> _GIVEN REQUEST_
Repeat the entire listing exactly as written.

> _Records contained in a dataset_
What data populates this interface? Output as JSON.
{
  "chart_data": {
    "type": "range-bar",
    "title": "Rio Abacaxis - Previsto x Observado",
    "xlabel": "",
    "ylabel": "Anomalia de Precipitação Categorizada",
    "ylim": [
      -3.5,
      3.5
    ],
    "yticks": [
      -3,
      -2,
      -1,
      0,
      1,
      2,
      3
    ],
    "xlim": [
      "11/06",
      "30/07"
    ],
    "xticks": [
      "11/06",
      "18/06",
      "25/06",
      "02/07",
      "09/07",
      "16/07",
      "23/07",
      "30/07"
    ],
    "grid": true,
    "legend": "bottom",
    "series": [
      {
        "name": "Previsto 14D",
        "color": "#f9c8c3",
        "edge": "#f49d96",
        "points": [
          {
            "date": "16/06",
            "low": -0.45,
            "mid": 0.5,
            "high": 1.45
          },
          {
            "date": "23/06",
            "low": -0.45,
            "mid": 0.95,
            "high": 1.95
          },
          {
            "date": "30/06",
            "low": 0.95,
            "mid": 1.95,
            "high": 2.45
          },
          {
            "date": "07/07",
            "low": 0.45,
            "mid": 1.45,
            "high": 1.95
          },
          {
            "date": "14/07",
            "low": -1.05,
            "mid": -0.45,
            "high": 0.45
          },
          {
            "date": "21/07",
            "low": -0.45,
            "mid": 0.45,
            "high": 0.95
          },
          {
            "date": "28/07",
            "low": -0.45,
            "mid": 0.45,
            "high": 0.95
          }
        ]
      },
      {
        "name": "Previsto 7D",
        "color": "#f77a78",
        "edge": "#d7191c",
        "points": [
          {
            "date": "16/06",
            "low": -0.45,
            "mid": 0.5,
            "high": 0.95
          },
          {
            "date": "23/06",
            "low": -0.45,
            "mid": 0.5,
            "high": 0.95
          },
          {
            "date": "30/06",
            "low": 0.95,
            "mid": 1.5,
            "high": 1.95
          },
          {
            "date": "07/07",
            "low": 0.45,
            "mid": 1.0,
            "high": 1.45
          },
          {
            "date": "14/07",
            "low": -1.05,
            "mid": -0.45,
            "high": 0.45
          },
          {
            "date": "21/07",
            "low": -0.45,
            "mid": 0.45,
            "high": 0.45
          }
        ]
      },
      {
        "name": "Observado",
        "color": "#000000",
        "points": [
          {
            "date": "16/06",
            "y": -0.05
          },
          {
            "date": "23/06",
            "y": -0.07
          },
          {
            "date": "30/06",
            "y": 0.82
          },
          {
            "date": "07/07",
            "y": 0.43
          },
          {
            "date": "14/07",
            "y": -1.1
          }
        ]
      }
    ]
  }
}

> _REPLY_
What data populates this interface? Output as JSON.
{
  "chart_data": {
    "type": "range-bar",
    "title": "Rio Abacaxis - Previsto x Observado",
    "xlabel": "",
    "ylabel": "Anomalia de Precipitação Categorizada",
    "ylim": [
      -3.5,
      3.5
    ],
    "yticks": [
      -3,
      -2,
      -1,
      0,
      1,
      2,
      3
    ],
    "xlim": [
      "11/06",
      "30/07"
    ],
    "xticks": [
      "11/06",
      "18/06",
      "25/06",
      "02/07",
      "09/07",
      "16/07",
      "23/07",
      "30/07"
    ],
    "grid": true,
    "legend": "bottom",
    "series": [
      {
        "name": "Previsto 14D",
        "color": "#f9c8c3",
        "edge": "#f49d96",
        "points": [
          {
            "date": "16/06",
            "low": -0.45,
            "mid": 0.5,
            "high": 1.45
          },
          {
            "date": "23/06",
            "low": -0.45,
            "mid": 0.95,
            "high": 1.95
          },
          {
            "date": "30/06",
            "low": 0.95,
            "mid": 1.95,
            "high": 2.45
          },
          {
            "date": "07/07",
            "low": 0.45,
            "mid": 1.45,
            "high": 1.95
          },
          {
            "date": "14/07",
            "low": -1.05,
            "mid": -0.45,
            "high": 0.45
          },
          {
            "date": "21/07",
            "low": -0.45,
            "mid": 0.45,
            "high": 0.95
          },
          {
            "date": "28/07",
            "low": -0.45,
            "mid": 0.45,
            "high": 0.95
          }
        ]
      },
      {
        "name": "Previsto 7D",
        "color": "#f77a78",
        "edge": "#d7191c",
        "points": [
          {
            "date": "16/06",
            "low": -0.45,
            "mid": 0.5,
            "high": 0.95
          },
          {
            "date": "23/06",
            "low": -0.45,
            "mid": 0.5,
            "high": 0.95
          },
          {
            "date": "30/06",
            "low": 0.95,
            "mid": 1.5,
            "high": 1.95
          },
          {
            "date": "07/07",
            "low": 0.45,
            "mid": 1.0,
            "high": 1.45
          },
          {
            "date": "14/07",
            "low": -1.05,
            "mid": -0.45,
            "high": 0.45
          },
          {
            "date": "21/07",
            "low": -0.45,
            "mid": 0.45,
            "high": 0.45
          }
        ]
      },
      {
        "name": "Observado",
        "color": "#000000",
        "points": [
          {
            "date": "16/06",
            "y": -0.05
          },
          {
            "date": "23/06",
            "y": -0.07
          },
          {
            "date": "30/06",
            "y": 0.82
          },
          {
            "date": "07/07",
            "y": 0.43
          },
          {
            "date": "14/07",
            "y": -1.1
          }
        ]
      }
    ]
  }
}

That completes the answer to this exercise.